# Your instructions
Copy all of the records below verbatim.

Dataset items:

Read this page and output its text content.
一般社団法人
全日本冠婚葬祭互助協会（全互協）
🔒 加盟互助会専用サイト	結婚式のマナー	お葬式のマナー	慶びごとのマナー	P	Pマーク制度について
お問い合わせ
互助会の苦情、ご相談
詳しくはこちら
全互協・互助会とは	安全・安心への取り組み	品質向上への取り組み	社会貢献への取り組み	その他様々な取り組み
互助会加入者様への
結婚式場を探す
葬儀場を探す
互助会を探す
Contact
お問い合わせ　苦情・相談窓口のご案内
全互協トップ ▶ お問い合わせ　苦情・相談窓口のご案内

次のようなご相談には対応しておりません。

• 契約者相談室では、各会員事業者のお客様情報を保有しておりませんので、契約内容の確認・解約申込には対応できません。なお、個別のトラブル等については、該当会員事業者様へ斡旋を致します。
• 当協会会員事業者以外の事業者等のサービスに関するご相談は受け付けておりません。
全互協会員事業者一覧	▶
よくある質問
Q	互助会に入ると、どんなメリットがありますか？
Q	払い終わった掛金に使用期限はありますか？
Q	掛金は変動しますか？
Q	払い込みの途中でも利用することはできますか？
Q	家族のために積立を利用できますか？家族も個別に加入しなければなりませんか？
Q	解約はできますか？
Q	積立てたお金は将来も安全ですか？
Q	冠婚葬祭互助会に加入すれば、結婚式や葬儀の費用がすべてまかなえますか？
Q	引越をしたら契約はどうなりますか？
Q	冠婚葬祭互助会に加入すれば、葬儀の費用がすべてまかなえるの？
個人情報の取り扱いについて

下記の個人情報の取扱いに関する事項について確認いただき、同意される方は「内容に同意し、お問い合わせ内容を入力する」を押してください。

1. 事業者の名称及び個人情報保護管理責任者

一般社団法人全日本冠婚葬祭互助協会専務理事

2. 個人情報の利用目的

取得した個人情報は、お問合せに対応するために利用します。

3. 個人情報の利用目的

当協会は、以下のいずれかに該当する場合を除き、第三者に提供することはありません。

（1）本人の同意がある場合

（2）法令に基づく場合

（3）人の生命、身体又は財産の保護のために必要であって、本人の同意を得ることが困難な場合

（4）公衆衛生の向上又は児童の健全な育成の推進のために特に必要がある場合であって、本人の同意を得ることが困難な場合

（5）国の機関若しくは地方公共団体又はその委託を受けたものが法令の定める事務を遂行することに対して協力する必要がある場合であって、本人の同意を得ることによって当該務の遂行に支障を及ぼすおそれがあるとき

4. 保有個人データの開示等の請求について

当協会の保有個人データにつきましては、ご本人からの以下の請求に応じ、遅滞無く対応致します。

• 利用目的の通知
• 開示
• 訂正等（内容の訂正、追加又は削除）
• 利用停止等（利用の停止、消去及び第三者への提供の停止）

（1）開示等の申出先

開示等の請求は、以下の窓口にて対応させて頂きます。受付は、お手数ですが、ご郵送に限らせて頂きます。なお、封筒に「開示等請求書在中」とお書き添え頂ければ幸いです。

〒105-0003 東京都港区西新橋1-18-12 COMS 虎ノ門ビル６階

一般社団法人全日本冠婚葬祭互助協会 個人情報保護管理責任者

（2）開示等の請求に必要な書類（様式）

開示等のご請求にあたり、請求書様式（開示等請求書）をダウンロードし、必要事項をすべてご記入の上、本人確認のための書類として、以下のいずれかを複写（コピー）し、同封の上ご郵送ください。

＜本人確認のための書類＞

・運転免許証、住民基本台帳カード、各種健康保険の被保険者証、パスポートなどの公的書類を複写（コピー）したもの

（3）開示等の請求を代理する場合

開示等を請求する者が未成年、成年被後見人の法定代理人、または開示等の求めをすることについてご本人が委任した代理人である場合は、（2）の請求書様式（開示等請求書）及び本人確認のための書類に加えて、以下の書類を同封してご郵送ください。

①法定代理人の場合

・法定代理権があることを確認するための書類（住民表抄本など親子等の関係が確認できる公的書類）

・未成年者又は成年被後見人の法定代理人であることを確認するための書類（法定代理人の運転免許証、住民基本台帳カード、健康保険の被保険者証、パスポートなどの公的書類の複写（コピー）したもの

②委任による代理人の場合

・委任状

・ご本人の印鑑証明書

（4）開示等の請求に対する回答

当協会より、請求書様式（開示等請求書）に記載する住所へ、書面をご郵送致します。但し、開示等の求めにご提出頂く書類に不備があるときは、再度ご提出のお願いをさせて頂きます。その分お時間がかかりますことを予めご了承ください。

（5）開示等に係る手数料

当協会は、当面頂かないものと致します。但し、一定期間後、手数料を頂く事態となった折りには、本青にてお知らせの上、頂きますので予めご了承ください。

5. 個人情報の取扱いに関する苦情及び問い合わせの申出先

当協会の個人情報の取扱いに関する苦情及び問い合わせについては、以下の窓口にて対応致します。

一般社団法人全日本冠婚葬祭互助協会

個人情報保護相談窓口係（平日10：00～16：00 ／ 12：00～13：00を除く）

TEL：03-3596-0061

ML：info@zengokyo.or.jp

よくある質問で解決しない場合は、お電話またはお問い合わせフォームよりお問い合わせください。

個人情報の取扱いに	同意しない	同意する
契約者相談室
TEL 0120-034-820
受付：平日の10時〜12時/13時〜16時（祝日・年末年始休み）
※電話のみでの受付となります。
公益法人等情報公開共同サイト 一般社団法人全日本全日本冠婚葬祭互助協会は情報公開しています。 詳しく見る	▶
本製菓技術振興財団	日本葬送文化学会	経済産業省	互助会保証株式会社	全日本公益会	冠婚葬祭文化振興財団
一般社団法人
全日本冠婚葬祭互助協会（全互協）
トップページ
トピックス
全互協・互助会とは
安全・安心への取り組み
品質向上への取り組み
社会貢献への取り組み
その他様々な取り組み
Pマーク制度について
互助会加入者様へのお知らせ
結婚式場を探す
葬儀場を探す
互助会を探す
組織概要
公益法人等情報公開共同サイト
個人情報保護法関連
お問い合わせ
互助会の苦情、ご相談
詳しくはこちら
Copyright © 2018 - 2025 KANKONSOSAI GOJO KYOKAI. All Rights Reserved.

# Answer for the task
Read this page and output its text content.
一般社団法人
全日本冠婚葬祭互助協会（全互協）
🔒 加盟互助会専用サイト	結婚式のマナー	お葬式のマナー	慶びごとのマナー	P	Pマーク制度について
お問い合わせ
互助会の苦情、ご相談
詳しくはこちら
全互協・互助会とは	安全・安心への取り組み	品質向上への取り組み	社会貢献への取り組み	その他様々な取り組み
互助会加入者様への
結婚式場を探す
葬儀場を探す
互助会を探す
Contact
お問い合わせ　苦情・相談窓口のご案内
全互協トップ ▶ お問い合わせ　苦情・相談窓口のご案内

次のようなご相談には対応しておりません。

• 契約者相談室では、各会員事業者のお客様情報を保有しておりませんので、契約内容の確認・解約申込には対応できません。なお、個別のトラブル等については、該当会員事業者様へ斡旋を致します。
• 当協会会員事業者以外の事業者等のサービスに関するご相談は受け付けておりません。
全互協会員事業者一覧	▶
よくある質問
Q	互助会に入ると、どんなメリットがありますか？
Q	払い終わった掛金に使用期限はありますか？
Q	掛金は変動しますか？
Q	払い込みの途中でも利用することはできますか？
Q	家族のために積立を利用できますか？家族も個別に加入しなければなりませんか？
Q	解約はできますか？
Q	積立てたお金は将来も安全ですか？
Q	冠婚葬祭互助会に加入すれば、結婚式や葬儀の費用がすべてまかなえますか？
Q	引越をしたら契約はどうなりますか？
Q	冠婚葬祭互助会に加入すれば、葬儀の費用がすべてまかなえるの？
個人情報の取り扱いについて

下記の個人情報の取扱いに関する事項について確認いただき、同意される方は「内容に同意し、お問い合わせ内容を入力する」を押してください。

1. 事業者の名称及び個人情報保護管理責任者

一般社団法人全日本冠婚葬祭互助協会専務理事

2. 個人情報の利用目的

取得した個人情報は、お問合せに対応するために利用します。

3. 個人情報の利用目的

当協会は、以下のいずれかに該当する場合を除き、第三者に提供することはありません。

（1）本人の同意がある場合

（2）法令に基づく場合

（3）人の生命、身体又は財産の保護のために必要であって、本人の同意を得ることが困難な場合

（4）公衆衛生の向上又は児童の健全な育成の推進のために特に必要がある場合であって、本人の同意を得ることが困難な場合

（5）国の機関若しくは地方公共団体又はその委託を受けたものが法令の定める事務を遂行することに対して協力する必要がある場合であって、本人の同意を得ることによって当該務の遂行に支障を及ぼすおそれがあるとき

4. 保有個人データの開示等の請求について

当協会の保有個人データにつきましては、ご本人からの以下の請求に応じ、遅滞無く対応致します。

• 利用目的の通知
• 開示
• 訂正等（内容の訂正、追加又は削除）
• 利用停止等（利用の停止、消去及び第三者への提供の停止）

（1）開示等の申出先

開示等の請求は、以下の窓口にて対応させて頂きます。受付は、お手数ですが、ご郵送に限らせて頂きます。なお、封筒に「開示等請求書在中」とお書き添え頂ければ幸いです。

〒105-0003 東京都港区西新橋1-18-12 COMS 虎ノ門ビル６階

一般社団法人全日本冠婚葬祭互助協会 個人情報保護管理責任者

（2）開示等の請求に必要な書類（様式）

開示等のご請求にあたり、請求書様式（開示等請求書）をダウンロードし、必要事項をすべてご記入の上、本人確認のための書類として、以下のいずれかを複写（コピー）し、同封の上ご郵送ください。

＜本人確認のための書類＞

・運転免許証、住民基本台帳カード、各種健康保険の被保険者証、パスポートなどの公的書類を複写（コピー）したもの

（3）開示等の請求を代理する場合

開示等を請求する者が未成年、成年被後見人の法定代理人、または開示等の求めをすることについてご本人が委任した代理人である場合は、（2）の請求書様式（開示等請求書）及び本人確認のための書類に加えて、以下の書類を同封してご郵送ください。

①法定代理人の場合

・法定代理権があることを確認するための書類（住民表抄本など親子等の関係が確認できる公的書類）

・未成年者又は成年被後見人の法定代理人であることを確認するための書類（法定代理人の運転免許証、住民基本台帳カード、健康保険の被保険者証、パスポートなどの公的書類の複写（コピー）したもの

②委任による代理人の場合

・委任状

・ご本人の印鑑証明書

（4）開示等の請求に対する回答

当協会より、請求書様式（開示等請求書）に記載する住所へ、書面をご郵送致します。但し、開示等の求めにご提出頂く書類に不備があるときは、再度ご提出のお願いをさせて頂きます。その分お時間がかかりますことを予めご了承ください。

（5）開示等に係る手数料

当協会は、当面頂かないものと致します。但し、一定期間後、手数料を頂く事態となった折りには、本青にてお知らせの上、頂きますので予めご了承ください。

5. 個人情報の取扱いに関する苦情及び問い合わせの申出先

当協会の個人情報の取扱いに関する苦情及び問い合わせについては、以下の窓口にて対応致します。

一般社団法人全日本冠婚葬祭互助協会

個人情報保護相談窓口係（平日10：00～16：00 ／ 12：00～13：00を除く）

TEL：03-3596-0061

ML：info@zengokyo.or.jp

よくある質問で解決しない場合は、お電話またはお問い合わせフォームよりお問い合わせください。

個人情報の取扱いに	同意しない	同意する
契約者相談室
TEL 0120-034-820
受付：平日の10時〜12時/13時〜16時（祝日・年末年始休み）
※電話のみでの受付となります。
公益法人等情報公開共同サイト 一般社団法人全日本全日本冠婚葬祭互助協会は情報公開しています。 詳しく見る	▶
本製菓技術振興財団	日本葬送文化学会	経済産業省	互助会保証株式会社	全日本公益会	冠婚葬祭文化振興財団
一般社団法人
全日本冠婚葬祭互助協会（全互協）
トップページ
トピックス
全互協・互助会とは
安全・安心への取り組み
品質向上への取り組み
社会貢献への取り組み
その他様々な取り組み
Pマーク制度について
互助会加入者様へのお知らせ
結婚式場を探す
葬儀場を探す
互助会を探す
組織概要
公益法人等情報公開共同サイト
個人情報保護法関連
お問い合わせ
互助会の苦情、ご相談
詳しくはこちら
Copyright © 2018 - 2025 KANKONSOSAI GOJO KYOKAI. All Rights Reserved.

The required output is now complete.